Collected data entries
★ ★ ★
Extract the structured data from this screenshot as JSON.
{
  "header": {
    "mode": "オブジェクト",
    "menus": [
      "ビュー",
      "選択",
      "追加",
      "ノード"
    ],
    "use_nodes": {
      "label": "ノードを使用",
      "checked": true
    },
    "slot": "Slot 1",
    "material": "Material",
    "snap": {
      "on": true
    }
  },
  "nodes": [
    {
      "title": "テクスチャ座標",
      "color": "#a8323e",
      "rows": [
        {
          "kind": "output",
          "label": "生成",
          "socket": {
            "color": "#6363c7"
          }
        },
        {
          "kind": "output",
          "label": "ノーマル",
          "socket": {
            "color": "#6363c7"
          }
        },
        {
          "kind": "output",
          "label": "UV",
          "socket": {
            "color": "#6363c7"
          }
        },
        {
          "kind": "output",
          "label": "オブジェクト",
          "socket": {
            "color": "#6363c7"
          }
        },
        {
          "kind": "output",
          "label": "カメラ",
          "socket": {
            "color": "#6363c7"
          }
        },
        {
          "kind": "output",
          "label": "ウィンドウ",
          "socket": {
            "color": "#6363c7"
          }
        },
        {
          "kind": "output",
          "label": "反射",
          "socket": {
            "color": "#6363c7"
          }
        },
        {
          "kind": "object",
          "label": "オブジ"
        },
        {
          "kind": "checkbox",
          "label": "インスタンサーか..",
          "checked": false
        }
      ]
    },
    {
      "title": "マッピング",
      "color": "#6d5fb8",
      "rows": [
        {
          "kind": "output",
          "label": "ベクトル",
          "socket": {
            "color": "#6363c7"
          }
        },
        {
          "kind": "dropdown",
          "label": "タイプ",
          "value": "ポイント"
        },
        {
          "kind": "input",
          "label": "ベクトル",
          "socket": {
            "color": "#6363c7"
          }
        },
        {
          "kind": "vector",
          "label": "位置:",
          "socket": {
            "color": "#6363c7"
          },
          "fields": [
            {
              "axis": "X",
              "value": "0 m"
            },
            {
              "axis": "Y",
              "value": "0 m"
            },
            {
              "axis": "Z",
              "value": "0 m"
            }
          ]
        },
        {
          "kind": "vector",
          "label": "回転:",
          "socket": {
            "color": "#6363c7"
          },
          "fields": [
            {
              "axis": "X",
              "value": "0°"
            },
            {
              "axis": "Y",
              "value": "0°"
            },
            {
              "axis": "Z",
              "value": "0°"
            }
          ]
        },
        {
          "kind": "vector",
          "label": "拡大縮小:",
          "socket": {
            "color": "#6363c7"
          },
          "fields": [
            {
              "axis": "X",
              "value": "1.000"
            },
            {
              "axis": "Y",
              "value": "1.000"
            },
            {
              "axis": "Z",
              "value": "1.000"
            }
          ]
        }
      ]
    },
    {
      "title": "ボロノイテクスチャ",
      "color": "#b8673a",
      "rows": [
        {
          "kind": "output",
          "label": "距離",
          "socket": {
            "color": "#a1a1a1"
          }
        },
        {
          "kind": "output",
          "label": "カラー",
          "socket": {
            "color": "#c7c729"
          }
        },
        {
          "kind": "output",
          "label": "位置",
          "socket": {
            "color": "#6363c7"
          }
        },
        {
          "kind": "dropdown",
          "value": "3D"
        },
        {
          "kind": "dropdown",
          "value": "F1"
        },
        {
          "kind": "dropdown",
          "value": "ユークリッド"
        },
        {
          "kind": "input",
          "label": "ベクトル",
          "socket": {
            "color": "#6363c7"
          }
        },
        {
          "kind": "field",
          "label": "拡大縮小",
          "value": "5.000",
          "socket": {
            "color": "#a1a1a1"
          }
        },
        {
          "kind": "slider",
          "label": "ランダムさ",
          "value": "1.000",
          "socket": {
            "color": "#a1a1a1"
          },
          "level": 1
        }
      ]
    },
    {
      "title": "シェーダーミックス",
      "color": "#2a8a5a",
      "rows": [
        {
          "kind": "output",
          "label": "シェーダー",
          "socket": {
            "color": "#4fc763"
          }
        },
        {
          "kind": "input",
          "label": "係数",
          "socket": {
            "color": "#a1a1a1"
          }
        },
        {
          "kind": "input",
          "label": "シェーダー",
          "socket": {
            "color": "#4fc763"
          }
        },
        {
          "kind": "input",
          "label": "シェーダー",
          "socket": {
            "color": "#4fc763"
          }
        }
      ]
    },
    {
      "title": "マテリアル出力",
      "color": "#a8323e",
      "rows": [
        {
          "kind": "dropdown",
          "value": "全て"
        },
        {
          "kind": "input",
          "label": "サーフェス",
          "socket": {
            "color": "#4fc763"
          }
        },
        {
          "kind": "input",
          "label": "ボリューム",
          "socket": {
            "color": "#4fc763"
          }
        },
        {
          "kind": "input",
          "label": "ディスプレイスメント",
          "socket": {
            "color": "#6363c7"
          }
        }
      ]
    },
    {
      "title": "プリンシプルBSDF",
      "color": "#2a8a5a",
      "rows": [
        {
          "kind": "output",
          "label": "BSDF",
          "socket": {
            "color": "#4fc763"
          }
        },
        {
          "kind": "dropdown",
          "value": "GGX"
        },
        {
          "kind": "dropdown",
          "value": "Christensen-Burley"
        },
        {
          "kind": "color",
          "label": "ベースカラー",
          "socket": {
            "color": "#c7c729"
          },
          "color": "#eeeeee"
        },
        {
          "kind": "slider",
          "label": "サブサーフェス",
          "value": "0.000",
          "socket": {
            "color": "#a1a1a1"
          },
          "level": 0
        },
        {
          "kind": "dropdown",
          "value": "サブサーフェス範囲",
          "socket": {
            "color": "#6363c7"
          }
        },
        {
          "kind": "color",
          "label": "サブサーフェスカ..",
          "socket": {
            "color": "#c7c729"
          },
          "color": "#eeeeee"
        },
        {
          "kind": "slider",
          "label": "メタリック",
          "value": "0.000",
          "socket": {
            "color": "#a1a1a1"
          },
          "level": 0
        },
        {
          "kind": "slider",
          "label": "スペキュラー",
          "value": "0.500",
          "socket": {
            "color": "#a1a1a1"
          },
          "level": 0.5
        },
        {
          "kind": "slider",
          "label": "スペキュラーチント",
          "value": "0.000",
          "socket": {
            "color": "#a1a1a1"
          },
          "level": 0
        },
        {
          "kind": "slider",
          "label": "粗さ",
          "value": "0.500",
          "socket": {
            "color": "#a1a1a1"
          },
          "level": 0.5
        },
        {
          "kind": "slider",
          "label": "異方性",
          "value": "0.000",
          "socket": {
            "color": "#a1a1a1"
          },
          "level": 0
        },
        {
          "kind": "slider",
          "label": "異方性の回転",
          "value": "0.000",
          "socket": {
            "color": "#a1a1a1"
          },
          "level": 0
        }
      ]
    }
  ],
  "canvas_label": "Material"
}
★ ★ ★
Problem:
Quote the whole listing above, leaving nothing out.

Solution below:
Extract the structured data from this screenshot as JSON.
{
  "header": {
    "mode": "オブジェクト",
    "menus": [
      "ビュー",
      "選択",
      "追加",
      "ノード"
    ],
    "use_nodes": {
      "label": "ノードを使用",
      "checked": true
    },
    "slot": "Slot 1",
    "material": "Material",
    "snap": {
      "on": true
    }
  },
  "nodes": [
    {
      "title": "テクスチャ座標",
      "color": "#a8323e",
      "rows": [
        {
          "kind": "output",
          "label": "生成",
          "socket": {
            "color": "#6363c7"
          }
        },
        {
          "kind": "output",
          "label": "ノーマル",
          "socket": {
            "color": "#6363c7"
          }
        },
        {
          "kind": "output",
          "label": "UV",
          "socket": {
            "color": "#6363c7"
          }
        },
        {
          "kind": "output",
          "label": "オブジェクト",
          "socket": {
            "color": "#6363c7"
          }
        },
        {
          "kind": "output",
          "label": "カメラ",
          "socket": {
            "color": "#6363c7"
          }
        },
        {
          "kind": "output",
          "label": "ウィンドウ",
          "socket": {
            "color": "#6363c7"
          }
        },
        {
          "kind": "output",
          "label": "反射",
          "socket": {
            "color": "#6363c7"
          }
        },
        {
          "kind": "object",
          "label": "オブジ"
        },
        {
          "kind": "checkbox",
          "label": "インスタンサーか..",
          "checked": false
        }
      ]
    },
    {
      "title": "マッピング",
      "color": "#6d5fb8",
      "rows": [
        {
          "kind": "output",
          "label": "ベクトル",
          "socket": {
            "color": "#6363c7"
          }
        },
        {
          "kind": "dropdown",
          "label": "タイプ",
          "value": "ポイント"
        },
        {
          "kind": "input",
          "label": "ベクトル",
          "socket": {
            "color": "#6363c7"
          }
        },
        {
          "kind": "vector",
          "label": "位置:",
          "socket": {
            "color": "#6363c7"
          },
          "fields": [
            {
              "axis": "X",
              "value": "0 m"
            },
            {
              "axis": "Y",
              "value": "0 m"
            },
            {
              "axis": "Z",
              "value": "0 m"
            }
          ]
        },
        {
          "kind": "vector",
          "label": "回転:",
          "socket": {
            "color": "#6363c7"
          },
          "fields": [
            {
              "axis": "X",
              "value": "0°"
            },
            {
              "axis": "Y",
              "value": "0°"
            },
            {
              "axis": "Z",
              "value": "0°"
            }
          ]
        },
        {
          "kind": "vector",
          "label": "拡大縮小:",
          "socket": {
            "color": "#6363c7"
          },
          "fields": [
            {
              "axis": "X",
              "value": "1.000"
            },
            {
              "axis": "Y",
              "value": "1.000"
            },
            {
              "axis": "Z",
              "value": "1.000"
            }
          ]
        }
      ]
    },
    {
      "title": "ボロノイテクスチャ",
      "color": "#b8673a",
      "rows": [
        {
          "kind": "output",
          "label": "距離",
          "socket": {
            "color": "#a1a1a1"
          }
        },
        {
          "kind": "output",
          "label": "カラー",
          "socket": {
            "color": "#c7c729"
          }
        },
        {
          "kind": "output",
          "label": "位置",
          "socket": {
            "color": "#6363c7"
          }
        },
        {
          "kind": "dropdown",
          "value": "3D"
        },
        {
          "kind": "dropdown",
          "value": "F1"
        },
        {
          "kind": "dropdown",
          "value": "ユークリッド"
        },
        {
          "kind": "input",
          "label": "ベクトル",
          "socket": {
            "color": "#6363c7"
          }
        },
        {
          "kind": "field",
          "label": "拡大縮小",
          "value": "5.000",
          "socket": {
            "color": "#a1a1a1"
          }
        },
        {
          "kind": "slider",
          "label": "ランダムさ",
          "value": "1.000",
          "socket": {
            "color": "#a1a1a1"
          },
          "level": 1
        }
      ]
    },
    {
      "title": "シェーダーミックス",
      "color": "#2a8a5a",
      "rows": [
        {
          "kind": "output",
          "label": "シェーダー",
          "socket": {
            "color": "#4fc763"
          }
        },
        {
          "kind": "input",
          "label": "係数",
          "socket": {
            "color": "#a1a1a1"
          }
        },
        {
          "kind": "input",
          "label": "シェーダー",
          "socket": {
            "color": "#4fc763"
          }
        },
        {
          "kind": "input",
          "label": "シェーダー",
          "socket": {
            "color": "#4fc763"
          }
        }
      ]
    },
    {
      "title": "マテリアル出力",
      "color": "#a8323e",
      "rows": [
        {
          "kind": "dropdown",
          "value": "全て"
        },
        {
          "kind": "input",
          "label": "サーフェス",
          "socket": {
            "color": "#4fc763"
          }
        },
        {
          "kind": "input",
          "label": "ボリューム",
          "socket": {
            "color": "#4fc763"
          }
        },
        {
          "kind": "input",
          "label": "ディスプレイスメント",
          "socket": {
            "color": "#6363c7"
          }
        }
      ]
    },
    {
      "title": "プリンシプルBSDF",
      "color": "#2a8a5a",
      "rows": [
        {
          "kind": "output",
          "label": "BSDF",
          "socket": {
            "color": "#4fc763"
          }
        },
        {
          "kind": "dropdown",
          "value": "GGX"
        },
        {
          "kind": "dropdown",
          "value": "Christensen-Burley"
        },
        {
          "kind": "color",
          "label": "ベースカラー",
          "socket": {
            "color": "#c7c729"
          },
          "color": "#eeeeee"
        },
        {
          "kind": "slider",
          "label": "サブサーフェス",
          "value": "0.000",
          "socket": {
            "color": "#a1a1a1"
          },
          "level": 0
        },
        {
          "kind": "dropdown",
          "value": "サブサーフェス範囲",
          "socket": {
            "color": "#6363c7"
          }
        },
        {
          "kind": "color",
          "label": "サブサーフェスカ..",
          "socket": {
            "color": "#c7c729"
          },
          "color": "#eeeeee"
        },
        {
          "kind": "slider",
          "label": "メタリック",
          "value": "0.000",
          "socket": {
            "color": "#a1a1a1"
          },
          "level": 0
        },
        {
          "kind": "slider",
          "label": "スペキュラー",
          "value": "0.500",
          "socket": {
            "color": "#a1a1a1"
          },
          "level": 0.5
        },
        {
          "kind": "slider",
          "label": "スペキュラーチント",
          "value": "0.000",
          "socket": {
            "color": "#a1a1a1"
          },
          "level": 0
        },
        {
          "kind": "slider",
          "label": "粗さ",
          "value": "0.500",
          "socket": {
            "color": "#a1a1a1"
          },
          "level": 0.5
        },
        {
          "kind": "slider",
          "label": "異方性",
          "value": "0.000",
          "socket": {
            "color": "#a1a1a1"
          },
          "level": 0
        },
        {
          "kind": "slider",
          "label": "異方性の回転",
          "value": "0.000",
          "socket": {
            "color": "#a1a1a1"
          },
          "level": 0
        }
      ]
    }
  ],
  "canvas_label": "Material"
}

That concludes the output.